§ **Set problem A**
Can you give back the data listing lines from the one containing "Give me the" through the one containing "- button[interactable]: Move: [115, 95, 185, 154]", inclusive, renaming "staticText" to "textLabel" everywhere in them and keeping everything else the same?

§ **Selected text**
# Visual Data Analysis of Fraudulent Transactions

Your CFO has also requested detailed trends data on specific card holders. Use the starter notebook to query your database and generate visualizations that supply the requested information as follows, then add your visualizations and observations to your markdown report.

In [1]:
# Initial imports
import pandas as pd
import calendar
import numpy as np
import hvplot.pandas
import holoviews as hv
from sqlalchemy import create_engine
#disable settingwithcopywarning:
pd.options.mode.chained_assignment = None
from bokeh.models.formatters import NumeralTickFormatter
from scipy import stats

In [2]:
# Create and return dataframe and plot for requested cardholder id;
# Plot will show just those transactions under $5
def process_cardholder_id (card_id):

    temp_df = fraud_df[fraud_df["cardholder_id"] == card_id]

    temp_plot = temp_df.hvplot.line(
        x="transaction_date",
        y="transaction_amt",
        xlabel='Transaction Date',
        ylabel='Transaction Amount',
        title='Transactions by Date for Cardholder ' + str(card_id),
        label='Cardholder ' + str(card_id),
        ylim=[0,5],
        yformatter = NumeralTickFormatter(format="$0,0"),
    )
    return temp_df, temp_plot

In [3]:
# add a boolean column indicating 1 if the tran amount < $2, 0 otherwise
# Then use that column to add a running total column so can more easily see patterns
def add_running_total (df):
    df['LE2'] = np.where(df['transaction_amt'] <= 2, 1, 0)

Data listing
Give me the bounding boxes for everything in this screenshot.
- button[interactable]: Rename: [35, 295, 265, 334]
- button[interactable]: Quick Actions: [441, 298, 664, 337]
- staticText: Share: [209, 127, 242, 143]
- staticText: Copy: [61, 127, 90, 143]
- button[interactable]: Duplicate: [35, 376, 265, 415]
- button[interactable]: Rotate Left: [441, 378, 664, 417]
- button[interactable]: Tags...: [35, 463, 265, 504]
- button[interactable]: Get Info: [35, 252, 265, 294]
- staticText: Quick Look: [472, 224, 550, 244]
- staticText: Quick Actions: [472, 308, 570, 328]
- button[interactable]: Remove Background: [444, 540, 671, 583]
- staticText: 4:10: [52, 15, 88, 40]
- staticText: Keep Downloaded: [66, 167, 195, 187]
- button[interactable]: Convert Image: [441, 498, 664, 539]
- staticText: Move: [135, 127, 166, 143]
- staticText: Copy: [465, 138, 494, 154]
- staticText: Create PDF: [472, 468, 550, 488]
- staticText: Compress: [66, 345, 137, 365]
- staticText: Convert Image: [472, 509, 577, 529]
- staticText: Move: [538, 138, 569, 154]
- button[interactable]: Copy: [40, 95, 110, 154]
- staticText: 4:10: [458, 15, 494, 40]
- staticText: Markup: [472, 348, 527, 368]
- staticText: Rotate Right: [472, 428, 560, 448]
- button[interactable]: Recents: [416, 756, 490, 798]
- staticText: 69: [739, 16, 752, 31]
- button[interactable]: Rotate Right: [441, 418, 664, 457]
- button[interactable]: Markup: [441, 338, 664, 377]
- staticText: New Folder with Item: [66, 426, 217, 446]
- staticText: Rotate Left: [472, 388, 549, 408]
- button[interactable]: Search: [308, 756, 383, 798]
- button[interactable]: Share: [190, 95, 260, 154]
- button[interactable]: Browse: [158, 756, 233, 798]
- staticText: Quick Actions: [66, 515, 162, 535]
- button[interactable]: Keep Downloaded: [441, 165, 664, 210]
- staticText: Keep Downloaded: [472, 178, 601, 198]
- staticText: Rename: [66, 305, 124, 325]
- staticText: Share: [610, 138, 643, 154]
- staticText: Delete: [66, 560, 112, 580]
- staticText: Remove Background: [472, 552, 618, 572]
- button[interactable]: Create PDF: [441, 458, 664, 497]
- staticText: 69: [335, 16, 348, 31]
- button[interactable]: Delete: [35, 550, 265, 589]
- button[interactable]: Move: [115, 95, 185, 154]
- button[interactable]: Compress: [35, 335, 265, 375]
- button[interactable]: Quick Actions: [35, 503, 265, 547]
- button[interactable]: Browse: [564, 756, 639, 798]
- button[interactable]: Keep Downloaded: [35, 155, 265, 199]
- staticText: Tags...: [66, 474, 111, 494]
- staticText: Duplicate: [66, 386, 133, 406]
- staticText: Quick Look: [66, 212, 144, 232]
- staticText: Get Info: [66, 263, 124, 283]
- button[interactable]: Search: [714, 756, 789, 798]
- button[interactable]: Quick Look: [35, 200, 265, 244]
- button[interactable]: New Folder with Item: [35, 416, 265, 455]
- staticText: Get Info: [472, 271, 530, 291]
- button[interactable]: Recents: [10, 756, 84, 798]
---
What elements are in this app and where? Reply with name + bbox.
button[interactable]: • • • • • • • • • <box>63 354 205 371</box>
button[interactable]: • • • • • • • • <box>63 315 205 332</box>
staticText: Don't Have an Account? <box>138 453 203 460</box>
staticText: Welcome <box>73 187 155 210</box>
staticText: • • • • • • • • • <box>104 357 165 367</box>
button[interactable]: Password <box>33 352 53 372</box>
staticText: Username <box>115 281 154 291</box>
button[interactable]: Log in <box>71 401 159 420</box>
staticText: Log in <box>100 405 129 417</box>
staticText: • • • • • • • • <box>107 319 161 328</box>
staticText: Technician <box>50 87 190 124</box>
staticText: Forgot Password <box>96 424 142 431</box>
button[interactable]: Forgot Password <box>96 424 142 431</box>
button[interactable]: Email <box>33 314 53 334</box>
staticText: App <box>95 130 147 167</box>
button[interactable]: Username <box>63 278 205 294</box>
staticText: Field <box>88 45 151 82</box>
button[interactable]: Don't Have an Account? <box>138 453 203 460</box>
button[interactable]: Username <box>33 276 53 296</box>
---
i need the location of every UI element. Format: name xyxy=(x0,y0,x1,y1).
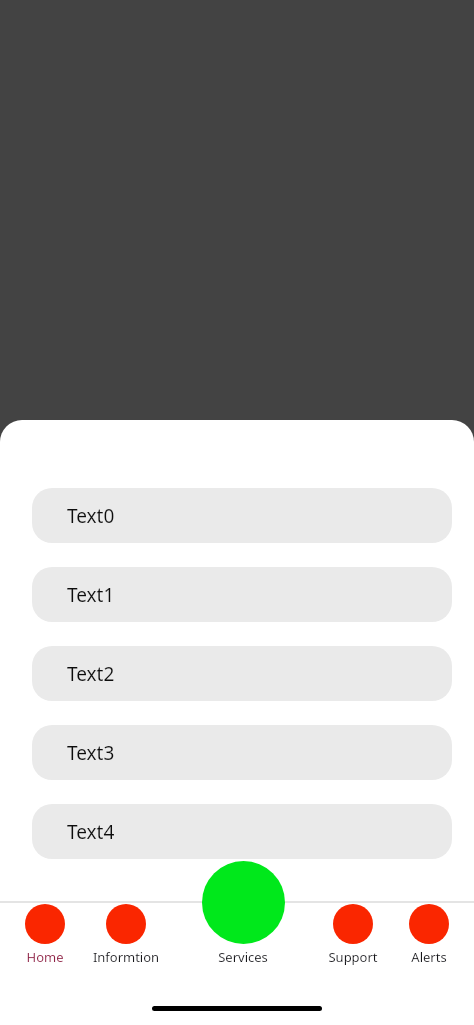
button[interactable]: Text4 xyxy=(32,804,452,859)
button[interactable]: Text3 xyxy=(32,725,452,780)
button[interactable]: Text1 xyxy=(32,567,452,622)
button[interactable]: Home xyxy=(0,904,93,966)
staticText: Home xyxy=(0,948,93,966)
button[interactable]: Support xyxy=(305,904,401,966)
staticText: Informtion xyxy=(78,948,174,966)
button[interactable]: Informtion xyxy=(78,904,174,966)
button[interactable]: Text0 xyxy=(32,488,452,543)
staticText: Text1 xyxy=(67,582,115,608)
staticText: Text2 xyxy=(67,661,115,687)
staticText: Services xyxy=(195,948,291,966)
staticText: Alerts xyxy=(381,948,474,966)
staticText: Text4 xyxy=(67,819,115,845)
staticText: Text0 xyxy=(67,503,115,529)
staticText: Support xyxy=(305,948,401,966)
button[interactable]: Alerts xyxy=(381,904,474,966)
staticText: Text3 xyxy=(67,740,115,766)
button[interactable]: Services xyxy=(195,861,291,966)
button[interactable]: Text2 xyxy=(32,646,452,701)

§ **Set problem B**
Could you reproduce the text on visual analysis of fraudulent transactions word for word, in full?

§ **Written response A**
Give me the bounding boxes for everything in this screenshot.
- button[interactable]: Rename: [35, 295, 265, 334]
- button[interactable]: Quick Actions: [441, 298, 664, 337]
- textLabel: Share: [209, 127, 242, 143]
- textLabel: Copy: [61, 127, 90, 143]
- button[interactable]: Duplicate: [35, 376, 265, 415]
- button[interactable]: Rotate Left: [441, 378, 664, 417]
- button[interactable]: Tags...: [35, 463, 265, 504]
- button[interactable]: Get Info: [35, 252, 265, 294]
- textLabel: Quick Look: [472, 224, 550, 244]
- textLabel: Quick Actions: [472, 308, 570, 328]
- button[interactable]: Remove Background: [444, 540, 671, 583]
- textLabel: 4:10: [52, 15, 88, 40]
- textLabel: Keep Downloaded: [66, 167, 195, 187]
- button[interactable]: Convert Image: [441, 498, 664, 539]
- textLabel: Move: [135, 127, 166, 143]
- textLabel: Copy: [465, 138, 494, 154]
- textLabel: Create PDF: [472, 468, 550, 488]
- textLabel: Compress: [66, 345, 137, 365]
- textLabel: Convert Image: [472, 509, 577, 529]
- textLabel: Move: [538, 138, 569, 154]
- button[interactable]: Copy: [40, 95, 110, 154]
- textLabel: 4:10: [458, 15, 494, 40]
- textLabel: Markup: [472, 348, 527, 368]
- textLabel: Rotate Right: [472, 428, 560, 448]
- button[interactable]: Recents: [416, 756, 490, 798]
- textLabel: 69: [739, 16, 752, 31]
- button[interactable]: Rotate Right: [441, 418, 664, 457]
- button[interactable]: Markup: [441, 338, 664, 377]
- textLabel: New Folder with Item: [66, 426, 217, 446]
- textLabel: Rotate Left: [472, 388, 549, 408]
- button[interactable]: Search: [308, 756, 383, 798]
- button[interactable]: Share: [190, 95, 260, 154]
- button[interactable]: Browse: [158, 756, 233, 798]
- textLabel: Quick Actions: [66, 515, 162, 535]
- button[interactable]: Keep Downloaded: [441, 165, 664, 210]
- textLabel: Keep Downloaded: [472, 178, 601, 198]
- textLabel: Rename: [66, 305, 124, 325]
- textLabel: Share: [610, 138, 643, 154]
- textLabel: Delete: [66, 560, 112, 580]
- textLabel: Remove Background: [472, 552, 618, 572]
- button[interactable]: Create PDF: [441, 458, 664, 497]
- textLabel: 69: [335, 16, 348, 31]
- button[interactable]: Delete: [35, 550, 265, 589]
- button[interactable]: Move: [115, 95, 185, 154]

§ **Written response B**
# Visual Data Analysis of Fraudulent Transactions

Your CFO has also requested detailed trends data on specific card holders. Use the starter notebook to query your database and generate visualizations that supply the requested information as follows, then add your visualizations and observations to your markdown report.

In [1]:
# Initial imports
import pandas as pd
import calendar
import numpy as np
import hvplot.pandas
import holoviews as hv
from sqlalchemy import create_engine
#disable settingwithcopywarning:
pd.options.mode.chained_assignment = None
from bokeh.models.formatters import NumeralTickFormatter
from scipy import stats

In [2]:
# Create and return dataframe and plot for requested cardholder id;
# Plot will show just those transactions under $5
def process_cardholder_id (card_id):

    temp_df = fraud_df[fraud_df["cardholder_id"] == card_id]

    temp_plot = temp_df.hvplot.line(
        x="transaction_date",
        y="transaction_amt",
        xlabel='Transaction Date',
        ylabel='Transaction Amount',
        title='Transactions by Date for Cardholder ' + str(card_id),
        label='Cardholder ' + str(card_id),
        ylim=[0,5],
        yformatter = NumeralTickFormatter(format="$0,0"),
    )
    return temp_df, temp_plot

In [3]:
# add a boolean column indicating 1 if the tran amount < $2, 0 otherwise
# Then use that column to add a running total column so can more easily see patterns
def add_running_total (df):
    df['LE2'] = np.where(df['transaction_amt'] <= 2, 1, 0)